## Provided records
_ _ _

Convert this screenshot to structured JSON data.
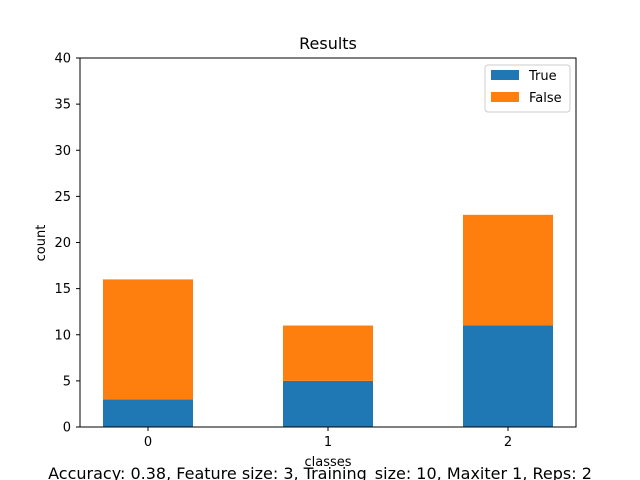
{
  "chart_data": {
    "type": "bar",
    "stacked": true,
    "title": "Results",
    "xlabel": "classes",
    "ylabel": "count",
    "categories": [
      "0",
      "1",
      "2"
    ],
    "series": [
      {
        "name": "True",
        "values": [
          3,
          5,
          11
        ],
        "color": "#1f77b4"
      },
      {
        "name": "False",
        "values": [
          13,
          6,
          12
        ],
        "color": "#ff7f0e"
      }
    ],
    "ylim": [
      0,
      40
    ],
    "yticks": [
      "0",
      "5",
      "10",
      "15",
      "20",
      "25",
      "30",
      "35",
      "40"
    ],
    "grid": false,
    "legend_position": "top-right"
  },
  "footer": "Accuracy: 0.38, Feature size: 3, Training_size: 10, Maxiter 1, Reps: 2"
}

_ _ _

## What the exercise asks
Can you repeat every record above exactly, apart from the pictures?

## Written solution
Convert this screenshot to structured JSON data.
{
  "chart_data": {
    "type": "bar",
    "stacked": true,
    "title": "Results",
    "xlabel": "classes",
    "ylabel": "count",
    "categories": [
      "0",
      "1",
      "2"
    ],
    "series": [
      {
        "name": "True",
        "values": [
          3,
          5,
          11
        ],
        "color": "#1f77b4"
      },
      {
        "name": "False",
        "values": [
          13,
          6,
          12
        ],
        "color": "#ff7f0e"
      }
    ],
    "ylim": [
      0,
      40
    ],
    "yticks": [
      "0",
      "5",
      "10",
      "15",
      "20",
      "25",
      "30",
      "35",
      "40"
    ],
    "grid": false,
    "legend_position": "top-right"
  },
  "footer": "Accuracy: 0.38, Feature size: 3, Training_size: 10, Maxiter 1, Reps: 2"
}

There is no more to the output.